WHAT THIS TASK INVOLVES
Transcribe the records below exactly as they appear, omitting any pictures.

## start AVAILABLE RECORDS

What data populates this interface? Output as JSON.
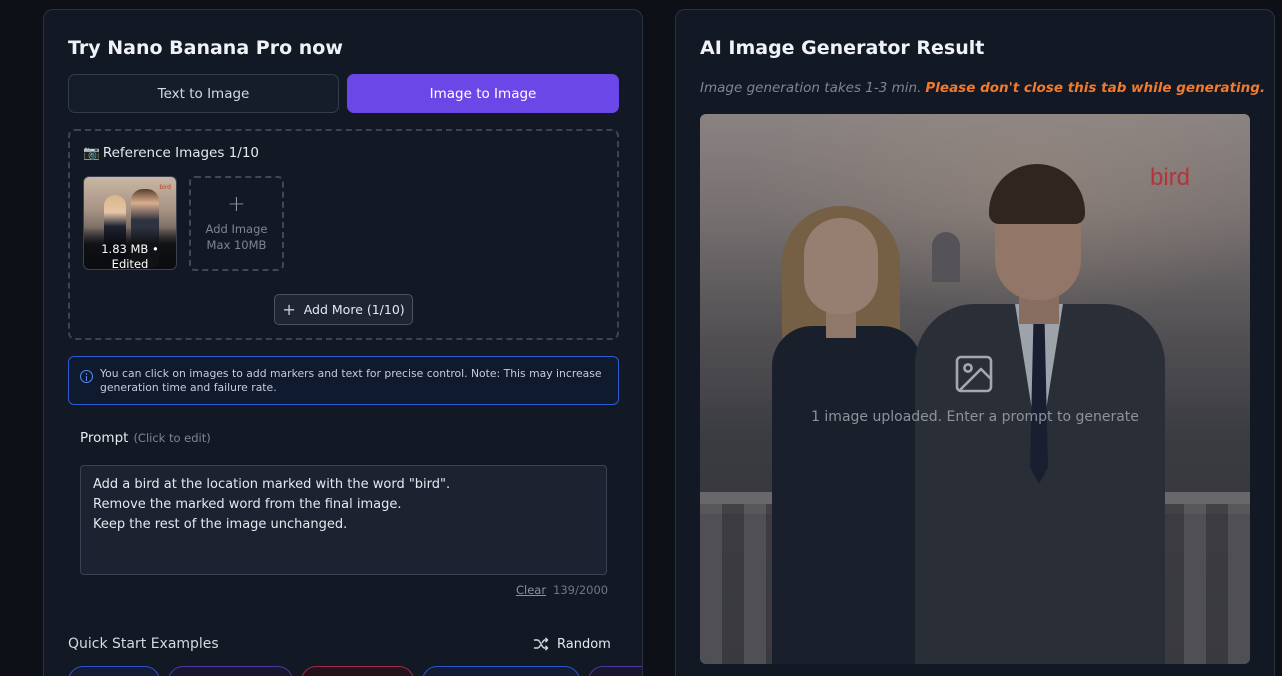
{
  "left_panel": {
    "title": "Try Nano Banana Pro now",
    "tabs": [
      {
        "label": "Text to Image",
        "active": false
      },
      {
        "label": "Image to Image",
        "active": true
      }
    ],
    "reference": {
      "camera_icon": "📷",
      "title": "Reference Images 1/10",
      "thumbnail": {
        "watermark": "bird",
        "size": "1.83 MB •",
        "status": "Edited"
      },
      "add_image": {
        "plus": "+",
        "label": "Add Image",
        "limit": "Max 10MB"
      },
      "add_more": {
        "plus": "+",
        "label": "Add More (1/10)"
      }
    },
    "info_note": "You can click on images to add markers and text for precise control. Note: This may increase generation time and failure rate.",
    "prompt": {
      "label": "Prompt",
      "hint": "(Click to edit)",
      "value": "Add a bird at the location marked with the word \"bird\".\nRemove the marked word from the final image.\nKeep the rest of the image unchanged.",
      "clear_label": "Clear",
      "counter": "139/2000"
    },
    "quick_start": {
      "title": "Quick Start Examples",
      "random_label": "Random"
    }
  },
  "right_panel": {
    "title": "AI Image Generator Result",
    "note": "Image generation takes 1-3 min.",
    "warning": "Please don't close this tab while generating.",
    "result": {
      "marker_text": "bird",
      "status_text": "1 image uploaded. Enter a prompt to generate"
    }
  },
  "colors": {
    "accent": "#6c47e8",
    "warning": "#f07a2d",
    "info_border": "#2b5cd6",
    "marker": "#b3343d"
  }
}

## end AVAILABLE RECORDS

REPLY TO THE TASK
What data populates this interface? Output as JSON.
{
  "left_panel": {
    "title": "Try Nano Banana Pro now",
    "tabs": [
      {
        "label": "Text to Image",
        "active": false
      },
      {
        "label": "Image to Image",
        "active": true
      }
    ],
    "reference": {
      "camera_icon": "📷",
      "title": "Reference Images 1/10",
      "thumbnail": {
        "watermark": "bird",
        "size": "1.83 MB •",
        "status": "Edited"
      },
      "add_image": {
        "plus": "+",
        "label": "Add Image",
        "limit": "Max 10MB"
      },
      "add_more": {
        "plus": "+",
        "label": "Add More (1/10)"
      }
    },
    "info_note": "You can click on images to add markers and text for precise control. Note: This may increase generation time and failure rate.",
    "prompt": {
      "label": "Prompt",
      "hint": "(Click to edit)",
      "value": "Add a bird at the location marked with the word \"bird\".\nRemove the marked word from the final image.\nKeep the rest of the image unchanged.",
      "clear_label": "Clear",
      "counter": "139/2000"
    },
    "quick_start": {
      "title": "Quick Start Examples",
      "random_label": "Random"
    }
  },
  "right_panel": {
    "title": "AI Image Generator Result",
    "note": "Image generation takes 1-3 min.",
    "warning": "Please don't close this tab while generating.",
    "result": {
      "marker_text": "bird",
      "status_text": "1 image uploaded. Enter a prompt to generate"
    }
  },
  "colors": {
    "accent": "#6c47e8",
    "warning": "#f07a2d",
    "info_border": "#2b5cd6",
    "marker": "#b3343d"
  }
}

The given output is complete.